Given instruction: State the number of lines in these records holding "在具体的市场上". Say nothing more.

Saved entries:

______________________________

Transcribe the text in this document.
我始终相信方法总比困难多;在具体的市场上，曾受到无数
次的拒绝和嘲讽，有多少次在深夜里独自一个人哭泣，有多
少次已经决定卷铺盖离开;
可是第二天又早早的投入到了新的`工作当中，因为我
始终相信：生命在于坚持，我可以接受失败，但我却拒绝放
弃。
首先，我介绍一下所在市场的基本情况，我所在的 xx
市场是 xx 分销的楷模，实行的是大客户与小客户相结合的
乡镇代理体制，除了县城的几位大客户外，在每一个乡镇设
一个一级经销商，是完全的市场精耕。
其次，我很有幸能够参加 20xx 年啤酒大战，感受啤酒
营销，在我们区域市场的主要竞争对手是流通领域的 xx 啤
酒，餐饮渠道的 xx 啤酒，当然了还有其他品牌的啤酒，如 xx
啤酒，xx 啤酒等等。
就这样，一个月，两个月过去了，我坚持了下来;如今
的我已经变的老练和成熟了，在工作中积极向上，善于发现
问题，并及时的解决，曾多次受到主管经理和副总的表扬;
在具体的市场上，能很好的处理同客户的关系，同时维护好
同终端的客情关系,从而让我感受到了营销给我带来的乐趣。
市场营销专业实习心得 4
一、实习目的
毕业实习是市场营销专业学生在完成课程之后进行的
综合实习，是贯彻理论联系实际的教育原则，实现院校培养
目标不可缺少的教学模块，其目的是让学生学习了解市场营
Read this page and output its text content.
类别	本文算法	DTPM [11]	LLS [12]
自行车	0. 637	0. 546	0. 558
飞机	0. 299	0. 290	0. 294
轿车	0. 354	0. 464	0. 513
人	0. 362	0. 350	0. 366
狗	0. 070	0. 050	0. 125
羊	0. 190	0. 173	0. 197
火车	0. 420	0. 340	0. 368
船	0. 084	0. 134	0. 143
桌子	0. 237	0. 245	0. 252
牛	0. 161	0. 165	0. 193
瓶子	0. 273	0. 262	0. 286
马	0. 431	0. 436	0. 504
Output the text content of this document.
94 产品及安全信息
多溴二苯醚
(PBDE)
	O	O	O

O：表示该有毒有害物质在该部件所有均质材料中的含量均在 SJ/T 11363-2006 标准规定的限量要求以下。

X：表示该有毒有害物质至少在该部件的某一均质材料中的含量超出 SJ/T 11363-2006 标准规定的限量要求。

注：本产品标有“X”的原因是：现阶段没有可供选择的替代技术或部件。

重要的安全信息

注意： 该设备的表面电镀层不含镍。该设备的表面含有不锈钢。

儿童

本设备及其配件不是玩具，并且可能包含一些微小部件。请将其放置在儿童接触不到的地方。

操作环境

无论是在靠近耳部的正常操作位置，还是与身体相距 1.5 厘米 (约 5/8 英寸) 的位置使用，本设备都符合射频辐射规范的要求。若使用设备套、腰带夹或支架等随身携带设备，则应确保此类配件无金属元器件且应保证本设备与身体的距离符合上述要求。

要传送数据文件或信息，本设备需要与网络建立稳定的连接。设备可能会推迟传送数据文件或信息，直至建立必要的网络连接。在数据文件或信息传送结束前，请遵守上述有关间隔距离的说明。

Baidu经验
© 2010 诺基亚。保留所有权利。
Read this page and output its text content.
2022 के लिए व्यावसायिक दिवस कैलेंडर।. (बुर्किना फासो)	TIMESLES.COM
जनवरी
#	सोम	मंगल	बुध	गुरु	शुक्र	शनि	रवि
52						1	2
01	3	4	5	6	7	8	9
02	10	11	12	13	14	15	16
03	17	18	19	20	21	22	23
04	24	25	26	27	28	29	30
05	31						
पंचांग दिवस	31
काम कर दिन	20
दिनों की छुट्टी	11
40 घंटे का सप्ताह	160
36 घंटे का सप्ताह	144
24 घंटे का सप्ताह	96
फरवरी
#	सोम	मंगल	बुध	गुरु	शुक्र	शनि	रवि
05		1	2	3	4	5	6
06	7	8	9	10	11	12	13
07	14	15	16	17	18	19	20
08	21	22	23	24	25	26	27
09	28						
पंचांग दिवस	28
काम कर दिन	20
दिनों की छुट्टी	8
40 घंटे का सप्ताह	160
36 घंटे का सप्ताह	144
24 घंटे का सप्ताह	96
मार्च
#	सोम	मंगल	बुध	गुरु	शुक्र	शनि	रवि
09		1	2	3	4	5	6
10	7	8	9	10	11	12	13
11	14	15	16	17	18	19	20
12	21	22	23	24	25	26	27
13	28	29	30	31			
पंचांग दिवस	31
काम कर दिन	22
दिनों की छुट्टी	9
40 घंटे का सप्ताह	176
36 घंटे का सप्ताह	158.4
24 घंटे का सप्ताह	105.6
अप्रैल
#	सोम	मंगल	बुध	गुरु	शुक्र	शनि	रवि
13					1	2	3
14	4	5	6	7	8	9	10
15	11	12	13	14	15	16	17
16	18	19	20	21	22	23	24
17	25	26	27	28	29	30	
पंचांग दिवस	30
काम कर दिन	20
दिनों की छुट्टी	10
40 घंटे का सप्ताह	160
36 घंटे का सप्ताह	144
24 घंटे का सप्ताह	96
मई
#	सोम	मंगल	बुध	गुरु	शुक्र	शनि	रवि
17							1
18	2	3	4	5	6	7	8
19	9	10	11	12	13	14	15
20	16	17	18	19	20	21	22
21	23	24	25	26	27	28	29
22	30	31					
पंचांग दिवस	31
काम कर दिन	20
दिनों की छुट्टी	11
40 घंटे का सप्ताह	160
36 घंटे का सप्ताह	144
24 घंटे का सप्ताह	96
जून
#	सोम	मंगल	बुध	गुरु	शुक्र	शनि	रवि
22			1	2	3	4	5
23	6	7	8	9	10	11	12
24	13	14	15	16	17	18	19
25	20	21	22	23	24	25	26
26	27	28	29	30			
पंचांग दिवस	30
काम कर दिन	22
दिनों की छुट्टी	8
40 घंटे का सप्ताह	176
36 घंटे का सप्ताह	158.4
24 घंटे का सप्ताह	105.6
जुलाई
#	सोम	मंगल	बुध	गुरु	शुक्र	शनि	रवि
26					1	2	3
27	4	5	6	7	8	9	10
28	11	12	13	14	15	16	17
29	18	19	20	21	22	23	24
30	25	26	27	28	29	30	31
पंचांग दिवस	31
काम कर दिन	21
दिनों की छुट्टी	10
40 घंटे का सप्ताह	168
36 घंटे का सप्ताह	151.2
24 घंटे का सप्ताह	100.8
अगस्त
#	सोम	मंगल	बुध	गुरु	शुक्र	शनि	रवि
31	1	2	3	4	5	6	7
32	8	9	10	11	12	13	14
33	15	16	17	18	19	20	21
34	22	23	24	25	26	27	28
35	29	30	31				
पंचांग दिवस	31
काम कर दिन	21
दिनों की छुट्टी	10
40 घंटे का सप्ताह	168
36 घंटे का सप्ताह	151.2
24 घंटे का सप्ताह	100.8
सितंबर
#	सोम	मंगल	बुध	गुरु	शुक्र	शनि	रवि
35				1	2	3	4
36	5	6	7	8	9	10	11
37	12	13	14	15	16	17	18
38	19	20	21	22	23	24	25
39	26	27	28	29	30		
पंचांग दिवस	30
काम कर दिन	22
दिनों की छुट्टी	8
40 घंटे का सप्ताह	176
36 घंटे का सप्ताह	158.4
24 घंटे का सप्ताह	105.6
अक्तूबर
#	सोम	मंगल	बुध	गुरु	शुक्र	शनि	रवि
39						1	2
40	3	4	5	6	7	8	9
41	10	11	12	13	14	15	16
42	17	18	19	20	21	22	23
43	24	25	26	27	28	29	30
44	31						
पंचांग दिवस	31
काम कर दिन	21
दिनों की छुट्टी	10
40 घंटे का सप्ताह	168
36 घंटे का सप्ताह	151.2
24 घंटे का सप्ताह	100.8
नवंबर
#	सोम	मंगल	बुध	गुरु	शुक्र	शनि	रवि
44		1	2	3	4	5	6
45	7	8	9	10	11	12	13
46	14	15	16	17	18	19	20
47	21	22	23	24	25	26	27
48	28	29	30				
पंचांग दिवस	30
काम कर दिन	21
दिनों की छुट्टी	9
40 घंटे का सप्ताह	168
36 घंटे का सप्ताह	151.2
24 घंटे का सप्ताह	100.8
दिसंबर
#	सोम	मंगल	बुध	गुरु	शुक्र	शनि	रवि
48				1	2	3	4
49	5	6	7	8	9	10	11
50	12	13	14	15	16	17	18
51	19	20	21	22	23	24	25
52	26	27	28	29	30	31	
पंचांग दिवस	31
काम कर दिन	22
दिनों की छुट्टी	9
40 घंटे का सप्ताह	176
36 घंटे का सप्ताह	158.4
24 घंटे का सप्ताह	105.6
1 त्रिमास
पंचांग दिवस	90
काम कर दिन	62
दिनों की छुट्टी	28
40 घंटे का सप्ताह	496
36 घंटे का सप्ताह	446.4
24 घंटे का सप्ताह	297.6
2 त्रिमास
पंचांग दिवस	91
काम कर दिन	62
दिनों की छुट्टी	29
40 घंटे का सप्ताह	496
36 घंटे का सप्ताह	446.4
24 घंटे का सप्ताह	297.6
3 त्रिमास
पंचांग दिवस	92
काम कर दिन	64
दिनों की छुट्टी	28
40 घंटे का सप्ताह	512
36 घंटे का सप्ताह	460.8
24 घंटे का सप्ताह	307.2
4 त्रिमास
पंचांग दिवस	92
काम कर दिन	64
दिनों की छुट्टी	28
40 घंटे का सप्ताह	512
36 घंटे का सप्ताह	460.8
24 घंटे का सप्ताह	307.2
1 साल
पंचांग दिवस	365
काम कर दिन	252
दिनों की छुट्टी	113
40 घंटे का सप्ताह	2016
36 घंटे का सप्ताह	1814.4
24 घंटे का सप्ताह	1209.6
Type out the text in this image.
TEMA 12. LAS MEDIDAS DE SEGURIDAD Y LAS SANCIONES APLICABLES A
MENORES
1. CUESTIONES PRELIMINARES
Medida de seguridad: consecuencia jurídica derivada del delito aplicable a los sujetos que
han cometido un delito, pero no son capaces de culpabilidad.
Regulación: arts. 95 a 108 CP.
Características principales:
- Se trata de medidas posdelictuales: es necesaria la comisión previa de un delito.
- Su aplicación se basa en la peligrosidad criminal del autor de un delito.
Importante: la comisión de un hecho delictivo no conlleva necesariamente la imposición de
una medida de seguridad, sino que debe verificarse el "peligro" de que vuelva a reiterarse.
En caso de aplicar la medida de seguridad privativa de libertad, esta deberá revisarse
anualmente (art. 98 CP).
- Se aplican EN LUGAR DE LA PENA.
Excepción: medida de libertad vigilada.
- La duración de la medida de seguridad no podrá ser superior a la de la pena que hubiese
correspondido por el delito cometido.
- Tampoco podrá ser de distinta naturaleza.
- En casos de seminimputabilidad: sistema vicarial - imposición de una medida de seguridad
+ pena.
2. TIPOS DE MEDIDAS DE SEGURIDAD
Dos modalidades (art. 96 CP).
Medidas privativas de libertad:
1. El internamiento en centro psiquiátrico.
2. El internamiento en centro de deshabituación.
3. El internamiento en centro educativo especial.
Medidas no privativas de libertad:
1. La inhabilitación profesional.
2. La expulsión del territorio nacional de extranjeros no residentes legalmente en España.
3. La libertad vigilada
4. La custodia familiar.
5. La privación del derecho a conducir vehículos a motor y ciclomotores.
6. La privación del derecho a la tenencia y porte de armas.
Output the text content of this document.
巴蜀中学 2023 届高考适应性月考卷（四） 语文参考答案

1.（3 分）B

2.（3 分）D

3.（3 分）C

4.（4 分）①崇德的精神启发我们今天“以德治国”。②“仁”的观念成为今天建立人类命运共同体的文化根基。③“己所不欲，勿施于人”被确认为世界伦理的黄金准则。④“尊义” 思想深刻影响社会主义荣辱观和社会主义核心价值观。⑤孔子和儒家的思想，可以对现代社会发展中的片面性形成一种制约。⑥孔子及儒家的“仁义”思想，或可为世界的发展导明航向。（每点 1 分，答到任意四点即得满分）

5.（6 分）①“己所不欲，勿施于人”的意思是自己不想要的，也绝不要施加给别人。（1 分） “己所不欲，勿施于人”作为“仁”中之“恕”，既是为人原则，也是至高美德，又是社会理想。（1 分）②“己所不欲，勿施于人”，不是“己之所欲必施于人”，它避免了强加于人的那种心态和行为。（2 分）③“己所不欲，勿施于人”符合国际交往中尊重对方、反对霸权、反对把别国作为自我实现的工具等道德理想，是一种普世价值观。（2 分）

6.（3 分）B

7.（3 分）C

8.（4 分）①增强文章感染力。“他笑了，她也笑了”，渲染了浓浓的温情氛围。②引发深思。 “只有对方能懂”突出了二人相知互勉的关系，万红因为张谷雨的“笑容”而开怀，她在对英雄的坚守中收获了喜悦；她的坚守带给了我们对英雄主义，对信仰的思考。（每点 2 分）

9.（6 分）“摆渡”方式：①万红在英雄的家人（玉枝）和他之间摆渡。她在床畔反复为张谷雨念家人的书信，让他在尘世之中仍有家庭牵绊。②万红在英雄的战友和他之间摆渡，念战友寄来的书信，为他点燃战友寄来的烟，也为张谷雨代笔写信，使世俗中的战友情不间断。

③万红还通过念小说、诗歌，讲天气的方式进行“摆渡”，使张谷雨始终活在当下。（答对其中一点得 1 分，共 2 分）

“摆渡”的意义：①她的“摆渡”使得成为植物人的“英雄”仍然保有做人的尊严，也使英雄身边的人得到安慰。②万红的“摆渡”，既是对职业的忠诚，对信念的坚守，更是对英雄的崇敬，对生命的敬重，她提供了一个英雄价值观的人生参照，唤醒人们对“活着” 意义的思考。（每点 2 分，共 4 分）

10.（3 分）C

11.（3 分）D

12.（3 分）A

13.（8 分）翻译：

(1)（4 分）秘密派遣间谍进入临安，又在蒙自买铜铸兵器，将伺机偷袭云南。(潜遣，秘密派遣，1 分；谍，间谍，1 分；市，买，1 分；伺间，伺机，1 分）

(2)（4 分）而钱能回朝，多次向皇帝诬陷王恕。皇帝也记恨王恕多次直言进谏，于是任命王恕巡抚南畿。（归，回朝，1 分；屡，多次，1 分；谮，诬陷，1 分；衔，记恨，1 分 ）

______________________________

Right answer: 2